## WHAT YOU ARE ASKED TO DO
Check every line of the records below for the string "disease" and copy the ones that have it.

## RECORDS FOR THIS TASK
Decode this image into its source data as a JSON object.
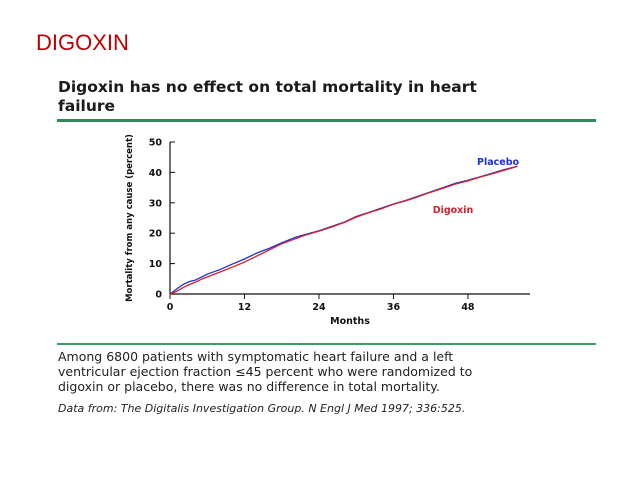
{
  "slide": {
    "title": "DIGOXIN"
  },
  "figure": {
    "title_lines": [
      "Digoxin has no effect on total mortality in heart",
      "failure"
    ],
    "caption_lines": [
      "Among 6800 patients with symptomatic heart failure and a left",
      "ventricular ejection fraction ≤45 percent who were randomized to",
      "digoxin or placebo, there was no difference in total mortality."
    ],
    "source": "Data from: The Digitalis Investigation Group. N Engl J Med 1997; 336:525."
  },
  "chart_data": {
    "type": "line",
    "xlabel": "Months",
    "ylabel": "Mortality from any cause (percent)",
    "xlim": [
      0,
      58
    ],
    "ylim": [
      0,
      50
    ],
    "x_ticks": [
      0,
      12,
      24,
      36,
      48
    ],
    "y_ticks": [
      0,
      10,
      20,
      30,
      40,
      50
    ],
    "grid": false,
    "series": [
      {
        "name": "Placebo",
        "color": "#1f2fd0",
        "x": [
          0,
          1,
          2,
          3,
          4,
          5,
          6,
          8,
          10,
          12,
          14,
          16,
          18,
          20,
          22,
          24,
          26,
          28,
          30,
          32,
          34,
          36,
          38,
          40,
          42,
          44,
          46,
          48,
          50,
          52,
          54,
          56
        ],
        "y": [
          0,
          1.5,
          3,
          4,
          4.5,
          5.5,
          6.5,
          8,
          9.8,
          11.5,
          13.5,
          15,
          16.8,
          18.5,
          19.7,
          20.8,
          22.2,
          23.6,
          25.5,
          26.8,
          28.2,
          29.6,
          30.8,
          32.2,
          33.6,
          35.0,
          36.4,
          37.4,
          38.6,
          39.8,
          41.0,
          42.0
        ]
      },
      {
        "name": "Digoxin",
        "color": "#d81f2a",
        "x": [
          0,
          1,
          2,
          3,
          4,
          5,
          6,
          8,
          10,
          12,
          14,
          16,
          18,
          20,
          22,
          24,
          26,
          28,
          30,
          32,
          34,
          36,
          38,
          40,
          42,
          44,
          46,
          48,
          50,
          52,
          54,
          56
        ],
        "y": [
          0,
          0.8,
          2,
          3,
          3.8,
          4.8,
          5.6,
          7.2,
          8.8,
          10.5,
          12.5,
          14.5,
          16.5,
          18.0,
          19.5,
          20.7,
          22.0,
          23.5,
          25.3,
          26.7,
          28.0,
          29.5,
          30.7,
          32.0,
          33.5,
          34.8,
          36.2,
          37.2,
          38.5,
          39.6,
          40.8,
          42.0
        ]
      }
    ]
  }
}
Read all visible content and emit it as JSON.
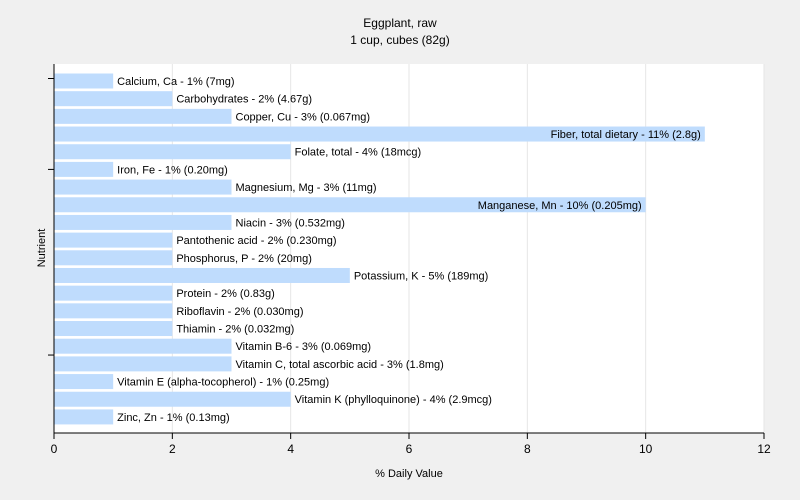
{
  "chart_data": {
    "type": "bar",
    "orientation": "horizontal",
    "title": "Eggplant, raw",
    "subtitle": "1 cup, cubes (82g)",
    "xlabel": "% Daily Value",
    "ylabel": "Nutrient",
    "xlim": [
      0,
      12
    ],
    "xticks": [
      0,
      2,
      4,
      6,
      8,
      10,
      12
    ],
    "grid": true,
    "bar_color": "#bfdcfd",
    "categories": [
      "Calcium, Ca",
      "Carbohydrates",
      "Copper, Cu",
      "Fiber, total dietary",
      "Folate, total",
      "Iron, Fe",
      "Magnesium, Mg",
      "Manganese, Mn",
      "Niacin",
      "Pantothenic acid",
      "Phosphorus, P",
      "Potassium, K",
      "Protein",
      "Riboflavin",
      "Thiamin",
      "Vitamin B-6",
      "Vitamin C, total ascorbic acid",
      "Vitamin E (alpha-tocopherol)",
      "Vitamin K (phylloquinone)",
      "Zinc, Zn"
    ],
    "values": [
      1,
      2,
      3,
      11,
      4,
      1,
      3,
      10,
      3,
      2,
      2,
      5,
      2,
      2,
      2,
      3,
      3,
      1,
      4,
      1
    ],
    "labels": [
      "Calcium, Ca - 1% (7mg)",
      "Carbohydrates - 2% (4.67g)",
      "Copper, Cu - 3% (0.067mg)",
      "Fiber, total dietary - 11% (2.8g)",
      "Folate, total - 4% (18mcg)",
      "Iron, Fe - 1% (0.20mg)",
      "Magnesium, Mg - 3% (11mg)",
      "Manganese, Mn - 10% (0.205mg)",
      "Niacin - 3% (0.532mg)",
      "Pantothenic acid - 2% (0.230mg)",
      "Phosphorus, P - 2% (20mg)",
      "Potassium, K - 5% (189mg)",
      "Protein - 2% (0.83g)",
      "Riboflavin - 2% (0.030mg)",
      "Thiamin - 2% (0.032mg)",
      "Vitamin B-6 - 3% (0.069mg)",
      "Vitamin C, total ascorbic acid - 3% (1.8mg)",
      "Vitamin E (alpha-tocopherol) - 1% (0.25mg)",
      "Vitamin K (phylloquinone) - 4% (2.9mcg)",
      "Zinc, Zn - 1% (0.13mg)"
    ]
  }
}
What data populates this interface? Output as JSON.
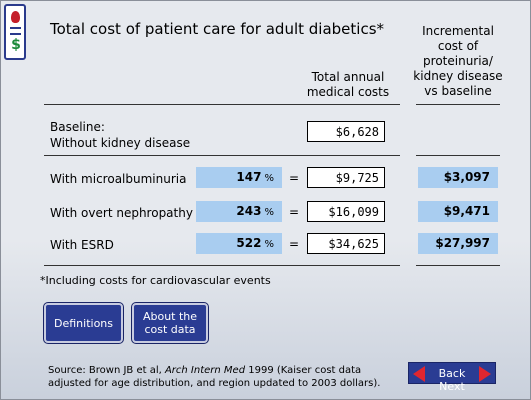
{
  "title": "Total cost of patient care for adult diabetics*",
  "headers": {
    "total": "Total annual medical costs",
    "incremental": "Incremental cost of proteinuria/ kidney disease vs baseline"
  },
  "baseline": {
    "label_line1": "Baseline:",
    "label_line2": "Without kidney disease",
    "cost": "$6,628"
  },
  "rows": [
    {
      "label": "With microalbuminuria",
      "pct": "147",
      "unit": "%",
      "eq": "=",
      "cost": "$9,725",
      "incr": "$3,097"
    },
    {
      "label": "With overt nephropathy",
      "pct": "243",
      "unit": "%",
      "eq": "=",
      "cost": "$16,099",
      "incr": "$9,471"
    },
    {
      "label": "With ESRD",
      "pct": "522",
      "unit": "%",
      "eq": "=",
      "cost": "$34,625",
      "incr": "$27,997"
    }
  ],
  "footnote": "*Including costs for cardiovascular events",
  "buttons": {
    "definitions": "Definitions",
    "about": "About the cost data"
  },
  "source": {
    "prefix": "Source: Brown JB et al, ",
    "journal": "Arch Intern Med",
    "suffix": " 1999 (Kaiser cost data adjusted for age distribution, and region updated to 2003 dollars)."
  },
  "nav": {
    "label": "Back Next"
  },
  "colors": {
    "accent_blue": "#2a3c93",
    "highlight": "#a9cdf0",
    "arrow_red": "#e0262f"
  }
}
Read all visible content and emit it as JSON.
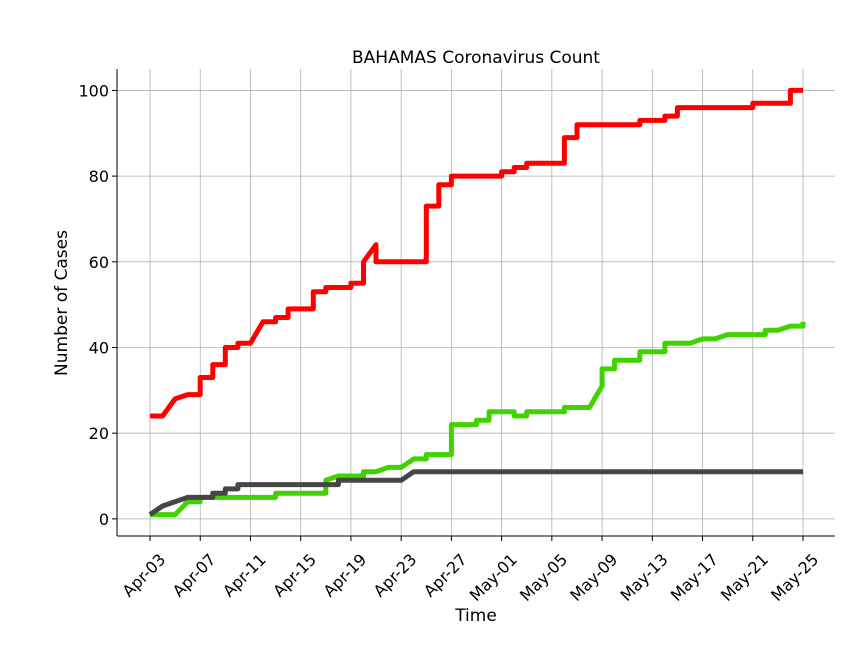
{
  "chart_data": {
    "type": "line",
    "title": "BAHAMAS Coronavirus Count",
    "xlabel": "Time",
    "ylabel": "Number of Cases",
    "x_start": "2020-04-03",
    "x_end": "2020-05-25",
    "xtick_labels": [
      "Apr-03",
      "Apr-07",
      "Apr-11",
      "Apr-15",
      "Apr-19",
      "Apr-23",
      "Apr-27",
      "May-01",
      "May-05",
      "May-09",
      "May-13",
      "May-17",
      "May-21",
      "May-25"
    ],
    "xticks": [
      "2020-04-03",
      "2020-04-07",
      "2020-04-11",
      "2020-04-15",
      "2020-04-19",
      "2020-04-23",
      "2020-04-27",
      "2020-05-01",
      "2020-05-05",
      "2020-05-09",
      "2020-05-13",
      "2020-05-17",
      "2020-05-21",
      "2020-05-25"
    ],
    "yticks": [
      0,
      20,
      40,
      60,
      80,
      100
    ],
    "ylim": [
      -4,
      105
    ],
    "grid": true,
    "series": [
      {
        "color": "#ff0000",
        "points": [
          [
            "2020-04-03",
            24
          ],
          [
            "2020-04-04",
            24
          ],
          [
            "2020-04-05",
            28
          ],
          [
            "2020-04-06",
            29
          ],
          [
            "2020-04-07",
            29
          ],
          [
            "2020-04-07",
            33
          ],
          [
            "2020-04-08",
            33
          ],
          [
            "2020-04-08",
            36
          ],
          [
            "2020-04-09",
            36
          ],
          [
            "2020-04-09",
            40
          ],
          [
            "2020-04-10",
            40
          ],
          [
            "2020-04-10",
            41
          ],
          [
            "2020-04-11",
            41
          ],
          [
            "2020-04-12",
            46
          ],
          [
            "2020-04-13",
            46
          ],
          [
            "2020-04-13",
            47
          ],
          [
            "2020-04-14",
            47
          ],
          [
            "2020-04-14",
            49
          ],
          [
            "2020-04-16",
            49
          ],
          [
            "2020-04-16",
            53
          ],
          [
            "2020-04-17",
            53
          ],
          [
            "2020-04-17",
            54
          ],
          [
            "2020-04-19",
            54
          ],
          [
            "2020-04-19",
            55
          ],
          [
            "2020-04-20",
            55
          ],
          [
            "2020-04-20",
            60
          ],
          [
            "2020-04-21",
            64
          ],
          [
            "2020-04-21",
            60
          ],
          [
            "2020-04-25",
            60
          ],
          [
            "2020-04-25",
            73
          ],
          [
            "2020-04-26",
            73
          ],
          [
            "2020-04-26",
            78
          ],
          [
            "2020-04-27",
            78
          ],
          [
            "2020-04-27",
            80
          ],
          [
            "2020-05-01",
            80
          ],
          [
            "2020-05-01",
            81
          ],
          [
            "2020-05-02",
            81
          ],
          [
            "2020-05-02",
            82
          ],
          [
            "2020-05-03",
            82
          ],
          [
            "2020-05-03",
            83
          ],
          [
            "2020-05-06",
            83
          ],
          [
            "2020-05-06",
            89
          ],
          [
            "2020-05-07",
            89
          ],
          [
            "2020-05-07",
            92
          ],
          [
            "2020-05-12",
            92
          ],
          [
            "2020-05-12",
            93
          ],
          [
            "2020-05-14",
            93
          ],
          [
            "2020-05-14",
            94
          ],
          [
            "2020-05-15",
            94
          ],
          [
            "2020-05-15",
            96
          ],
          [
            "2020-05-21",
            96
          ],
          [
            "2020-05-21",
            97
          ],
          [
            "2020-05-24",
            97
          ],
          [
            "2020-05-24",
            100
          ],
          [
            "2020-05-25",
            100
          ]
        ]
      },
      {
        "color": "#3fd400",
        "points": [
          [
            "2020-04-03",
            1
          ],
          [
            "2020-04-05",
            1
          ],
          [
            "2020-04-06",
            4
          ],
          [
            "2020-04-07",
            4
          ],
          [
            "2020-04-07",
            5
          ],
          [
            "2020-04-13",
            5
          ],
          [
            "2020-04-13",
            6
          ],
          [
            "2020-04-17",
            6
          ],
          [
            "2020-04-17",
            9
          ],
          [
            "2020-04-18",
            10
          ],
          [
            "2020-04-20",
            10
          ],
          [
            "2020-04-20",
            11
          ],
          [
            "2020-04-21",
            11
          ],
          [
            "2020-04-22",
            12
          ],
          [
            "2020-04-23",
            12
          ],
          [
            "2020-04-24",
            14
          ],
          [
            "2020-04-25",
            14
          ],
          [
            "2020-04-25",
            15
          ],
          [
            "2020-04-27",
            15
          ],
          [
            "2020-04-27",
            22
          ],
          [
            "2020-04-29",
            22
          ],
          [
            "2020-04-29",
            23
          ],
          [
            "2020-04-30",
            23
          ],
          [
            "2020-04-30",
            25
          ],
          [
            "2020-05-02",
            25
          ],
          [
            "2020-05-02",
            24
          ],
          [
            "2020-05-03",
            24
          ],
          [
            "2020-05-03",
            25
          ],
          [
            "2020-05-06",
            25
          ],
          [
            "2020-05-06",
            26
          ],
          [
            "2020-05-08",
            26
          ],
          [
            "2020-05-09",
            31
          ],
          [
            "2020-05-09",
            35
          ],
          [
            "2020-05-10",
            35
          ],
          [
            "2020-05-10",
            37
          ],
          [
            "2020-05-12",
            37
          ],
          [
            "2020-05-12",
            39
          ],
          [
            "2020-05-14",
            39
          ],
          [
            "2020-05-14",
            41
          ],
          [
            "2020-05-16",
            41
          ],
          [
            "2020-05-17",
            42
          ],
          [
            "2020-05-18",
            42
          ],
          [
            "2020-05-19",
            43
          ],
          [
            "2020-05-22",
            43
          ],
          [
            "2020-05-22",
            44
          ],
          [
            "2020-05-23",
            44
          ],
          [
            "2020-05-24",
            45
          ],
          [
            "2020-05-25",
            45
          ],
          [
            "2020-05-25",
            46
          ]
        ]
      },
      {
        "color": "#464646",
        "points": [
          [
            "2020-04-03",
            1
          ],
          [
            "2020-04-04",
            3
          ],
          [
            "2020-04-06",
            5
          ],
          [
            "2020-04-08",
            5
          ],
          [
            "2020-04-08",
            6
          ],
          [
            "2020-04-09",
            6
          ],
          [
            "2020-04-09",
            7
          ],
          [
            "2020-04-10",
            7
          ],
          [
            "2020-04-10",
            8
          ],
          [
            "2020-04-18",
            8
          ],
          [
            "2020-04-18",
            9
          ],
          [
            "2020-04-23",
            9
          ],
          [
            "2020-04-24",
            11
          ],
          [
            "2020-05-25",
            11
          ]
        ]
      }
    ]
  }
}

## TASK RESULT
    "incremental": "Incremental cost of proteinuria/ kidney disease vs baseline"
    "label_line2": "Without kidney disease",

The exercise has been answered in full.